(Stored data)
(begin)

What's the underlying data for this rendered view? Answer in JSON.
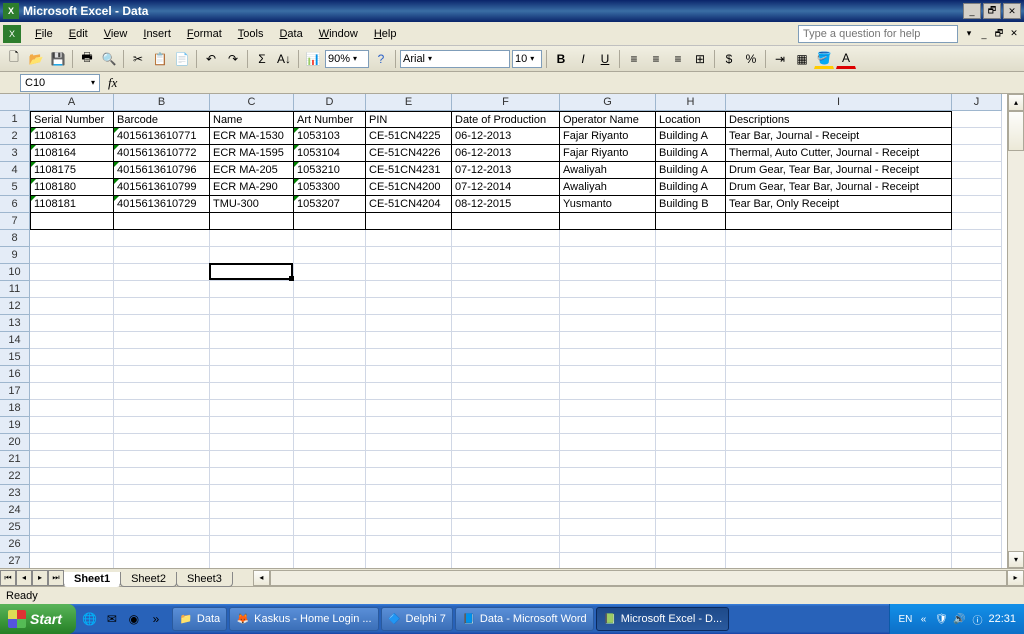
{
  "window": {
    "title": "Microsoft Excel - Data"
  },
  "menu": {
    "items": [
      "File",
      "Edit",
      "View",
      "Insert",
      "Format",
      "Tools",
      "Data",
      "Window",
      "Help"
    ],
    "help_placeholder": "Type a question for help"
  },
  "toolbar": {
    "zoom": "90%",
    "font": "Arial",
    "font_size": "10"
  },
  "namebox": {
    "value": "C10"
  },
  "formula": {
    "fx": "fx"
  },
  "columns": [
    "A",
    "B",
    "C",
    "D",
    "E",
    "F",
    "G",
    "H",
    "I",
    "J"
  ],
  "col_widths": [
    "c-A",
    "c-B",
    "c-C",
    "c-D",
    "c-E",
    "c-F",
    "c-G",
    "c-H",
    "c-I",
    "c-J"
  ],
  "row_count": 29,
  "active_cell": {
    "row": 10,
    "col": "C"
  },
  "headers": [
    "Serial Number",
    "Barcode",
    "Name",
    "Art Number",
    "PIN",
    "Date of Production",
    "Operator Name",
    "Location",
    "Descriptions"
  ],
  "rows": [
    [
      "1108163",
      "4015613610771",
      "ECR MA-1530",
      "1053103",
      "CE-51CN4225",
      "06-12-2013",
      "Fajar Riyanto",
      "Building A",
      "Tear Bar, Journal - Receipt"
    ],
    [
      "1108164",
      "4015613610772",
      "ECR MA-1595",
      "1053104",
      "CE-51CN4226",
      "06-12-2013",
      "Fajar Riyanto",
      "Building A",
      "Thermal, Auto Cutter, Journal - Receipt"
    ],
    [
      "1108175",
      "4015613610796",
      "ECR MA-205",
      "1053210",
      "CE-51CN4231",
      "07-12-2013",
      "Awaliyah",
      "Building A",
      "Drum Gear, Tear Bar, Journal - Receipt"
    ],
    [
      "1108180",
      "4015613610799",
      "ECR MA-290",
      "1053300",
      "CE-51CN4200",
      "07-12-2014",
      "Awaliyah",
      "Building A",
      "Drum Gear, Tear Bar, Journal - Receipt"
    ],
    [
      "1108181",
      "4015613610729",
      "TMU-300",
      "1053207",
      "CE-51CN4204",
      "08-12-2015",
      "Yusmanto",
      "Building B",
      "Tear Bar, Only Receipt"
    ]
  ],
  "sheets": {
    "tabs": [
      "Sheet1",
      "Sheet2",
      "Sheet3"
    ],
    "active": 0
  },
  "status": {
    "text": "Ready"
  },
  "taskbar": {
    "start": "Start",
    "items": [
      {
        "icon": "📁",
        "label": "Data"
      },
      {
        "icon": "🦊",
        "label": "Kaskus - Home Login ..."
      },
      {
        "icon": "🔷",
        "label": "Delphi 7"
      },
      {
        "icon": "📘",
        "label": "Data - Microsoft Word"
      },
      {
        "icon": "📗",
        "label": "Microsoft Excel - D...",
        "active": true
      }
    ],
    "tray": {
      "lang": "EN",
      "time": "22:31"
    }
  }
}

(end)

● **Aim of the exercise**: State, as a number only, how many lines in the entries include "label".

● **Problem solution**: 5